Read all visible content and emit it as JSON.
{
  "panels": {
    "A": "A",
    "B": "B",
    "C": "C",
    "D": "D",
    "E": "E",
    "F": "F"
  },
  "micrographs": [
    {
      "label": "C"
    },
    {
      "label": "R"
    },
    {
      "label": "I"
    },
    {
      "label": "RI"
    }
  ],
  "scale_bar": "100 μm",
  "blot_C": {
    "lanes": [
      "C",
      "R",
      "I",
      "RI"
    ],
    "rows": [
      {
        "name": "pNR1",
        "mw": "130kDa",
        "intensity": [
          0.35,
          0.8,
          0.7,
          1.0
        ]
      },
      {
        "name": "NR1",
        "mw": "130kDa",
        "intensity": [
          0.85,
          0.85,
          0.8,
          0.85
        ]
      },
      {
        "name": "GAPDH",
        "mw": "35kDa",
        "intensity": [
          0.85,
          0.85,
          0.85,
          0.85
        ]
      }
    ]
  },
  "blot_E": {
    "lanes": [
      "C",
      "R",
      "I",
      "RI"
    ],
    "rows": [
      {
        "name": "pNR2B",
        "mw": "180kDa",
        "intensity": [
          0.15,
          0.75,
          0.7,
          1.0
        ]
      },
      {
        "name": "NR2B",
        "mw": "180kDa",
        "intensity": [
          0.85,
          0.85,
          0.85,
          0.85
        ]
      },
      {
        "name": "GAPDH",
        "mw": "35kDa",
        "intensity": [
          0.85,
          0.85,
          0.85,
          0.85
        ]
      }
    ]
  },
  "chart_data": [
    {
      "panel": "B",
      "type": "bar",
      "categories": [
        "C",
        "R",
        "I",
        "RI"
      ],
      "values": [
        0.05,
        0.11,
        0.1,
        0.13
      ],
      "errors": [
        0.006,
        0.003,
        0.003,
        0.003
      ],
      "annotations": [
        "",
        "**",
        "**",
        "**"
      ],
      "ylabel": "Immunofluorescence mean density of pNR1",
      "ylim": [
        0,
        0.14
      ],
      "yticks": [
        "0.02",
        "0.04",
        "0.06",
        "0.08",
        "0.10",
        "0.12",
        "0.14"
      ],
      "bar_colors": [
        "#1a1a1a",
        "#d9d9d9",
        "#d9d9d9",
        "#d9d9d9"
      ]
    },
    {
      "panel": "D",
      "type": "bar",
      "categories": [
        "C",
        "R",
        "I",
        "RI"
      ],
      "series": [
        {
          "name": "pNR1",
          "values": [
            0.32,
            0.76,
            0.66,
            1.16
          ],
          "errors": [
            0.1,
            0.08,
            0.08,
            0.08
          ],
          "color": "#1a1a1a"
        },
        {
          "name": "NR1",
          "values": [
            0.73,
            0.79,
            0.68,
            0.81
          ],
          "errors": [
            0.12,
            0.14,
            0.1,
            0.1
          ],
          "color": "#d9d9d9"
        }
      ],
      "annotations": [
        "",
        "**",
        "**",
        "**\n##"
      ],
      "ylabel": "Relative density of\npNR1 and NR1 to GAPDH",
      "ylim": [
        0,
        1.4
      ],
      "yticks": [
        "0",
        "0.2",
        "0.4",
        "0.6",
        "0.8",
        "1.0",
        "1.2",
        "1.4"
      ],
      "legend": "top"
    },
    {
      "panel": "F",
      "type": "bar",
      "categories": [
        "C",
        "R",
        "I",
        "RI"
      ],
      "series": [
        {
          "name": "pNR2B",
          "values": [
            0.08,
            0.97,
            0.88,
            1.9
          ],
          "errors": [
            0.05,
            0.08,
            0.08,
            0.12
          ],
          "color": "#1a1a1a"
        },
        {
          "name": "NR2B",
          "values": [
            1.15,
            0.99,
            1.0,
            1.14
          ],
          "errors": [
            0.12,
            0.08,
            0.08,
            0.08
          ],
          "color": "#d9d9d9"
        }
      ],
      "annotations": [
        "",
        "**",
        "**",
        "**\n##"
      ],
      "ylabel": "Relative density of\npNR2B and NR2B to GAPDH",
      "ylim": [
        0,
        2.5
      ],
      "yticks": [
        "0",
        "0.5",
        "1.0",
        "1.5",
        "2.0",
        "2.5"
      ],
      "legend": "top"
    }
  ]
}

^^^^^^^^^^^^^^^^

* **DIRECTIVE**
Print all of the entries again, exactly as written.

* **SOLUTION FOR THIS TASK**
Read all visible content and emit it as JSON.
{
  "panels": {
    "A": "A",
    "B": "B",
    "C": "C",
    "D": "D",
    "E": "E",
    "F": "F"
  },
  "micrographs": [
    {
      "label": "C"
    },
    {
      "label": "R"
    },
    {
      "label": "I"
    },
    {
      "label": "RI"
    }
  ],
  "scale_bar": "100 μm",
  "blot_C": {
    "lanes": [
      "C",
      "R",
      "I",
      "RI"
    ],
    "rows": [
      {
        "name": "pNR1",
        "mw": "130kDa",
        "intensity": [
          0.35,
          0.8,
          0.7,
          1.0
        ]
      },
      {
        "name": "NR1",
        "mw": "130kDa",
        "intensity": [
          0.85,
          0.85,
          0.8,
          0.85
        ]
      },
      {
        "name": "GAPDH",
        "mw": "35kDa",
        "intensity": [
          0.85,
          0.85,
          0.85,
          0.85
        ]
      }
    ]
  },
  "blot_E": {
    "lanes": [
      "C",
      "R",
      "I",
      "RI"
    ],
    "rows": [
      {
        "name": "pNR2B",
        "mw": "180kDa",
        "intensity": [
          0.15,
          0.75,
          0.7,
          1.0
        ]
      },
      {
        "name": "NR2B",
        "mw": "180kDa",
        "intensity": [
          0.85,
          0.85,
          0.85,
          0.85
        ]
      },
      {
        "name": "GAPDH",
        "mw": "35kDa",
        "intensity": [
          0.85,
          0.85,
          0.85,
          0.85
        ]
      }
    ]
  },
  "chart_data": [
    {
      "panel": "B",
      "type": "bar",
      "categories": [
        "C",
        "R",
        "I",
        "RI"
      ],
      "values": [
        0.05,
        0.11,
        0.1,
        0.13
      ],
      "errors": [
        0.006,
        0.003,
        0.003,
        0.003
      ],
      "annotations": [
        "",
        "**",
        "**",
        "**"
      ],
      "ylabel": "Immunofluorescence mean density of pNR1",
      "ylim": [
        0,
        0.14
      ],
      "yticks": [
        "0.02",
        "0.04",
        "0.06",
        "0.08",
        "0.10",
        "0.12",
        "0.14"
      ],
      "bar_colors": [
        "#1a1a1a",
        "#d9d9d9",
        "#d9d9d9",
        "#d9d9d9"
      ]
    },
    {
      "panel": "D",
      "type": "bar",
      "categories": [
        "C",
        "R",
        "I",
        "RI"
      ],
      "series": [
        {
          "name": "pNR1",
          "values": [
            0.32,
            0.76,
            0.66,
            1.16
          ],
          "errors": [
            0.1,
            0.08,
            0.08,
            0.08
          ],
          "color": "#1a1a1a"
        },
        {
          "name": "NR1",
          "values": [
            0.73,
            0.79,
            0.68,
            0.81
          ],
          "errors": [
            0.12,
            0.14,
            0.1,
            0.1
          ],
          "color": "#d9d9d9"
        }
      ],
      "annotations": [
        "",
        "**",
        "**",
        "**\n##"
      ],
      "ylabel": "Relative density of\npNR1 and NR1 to GAPDH",
      "ylim": [
        0,
        1.4
      ],
      "yticks": [
        "0",
        "0.2",
        "0.4",
        "0.6",
        "0.8",
        "1.0",
        "1.2",
        "1.4"
      ],
      "legend": "top"
    },
    {
      "panel": "F",
      "type": "bar",
      "categories": [
        "C",
        "R",
        "I",
        "RI"
      ],
      "series": [
        {
          "name": "pNR2B",
          "values": [
            0.08,
            0.97,
            0.88,
            1.9
          ],
          "errors": [
            0.05,
            0.08,
            0.08,
            0.12
          ],
          "color": "#1a1a1a"
        },
        {
          "name": "NR2B",
          "values": [
            1.15,
            0.99,
            1.0,
            1.14
          ],
          "errors": [
            0.12,
            0.08,
            0.08,
            0.08
          ],
          "color": "#d9d9d9"
        }
      ],
      "annotations": [
        "",
        "**",
        "**",
        "**\n##"
      ],
      "ylabel": "Relative density of\npNR2B and NR2B to GAPDH",
      "ylim": [
        0,
        2.5
      ],
      "yticks": [
        "0",
        "0.5",
        "1.0",
        "1.5",
        "2.0",
        "2.5"
      ],
      "legend": "top"
    }
  ]
}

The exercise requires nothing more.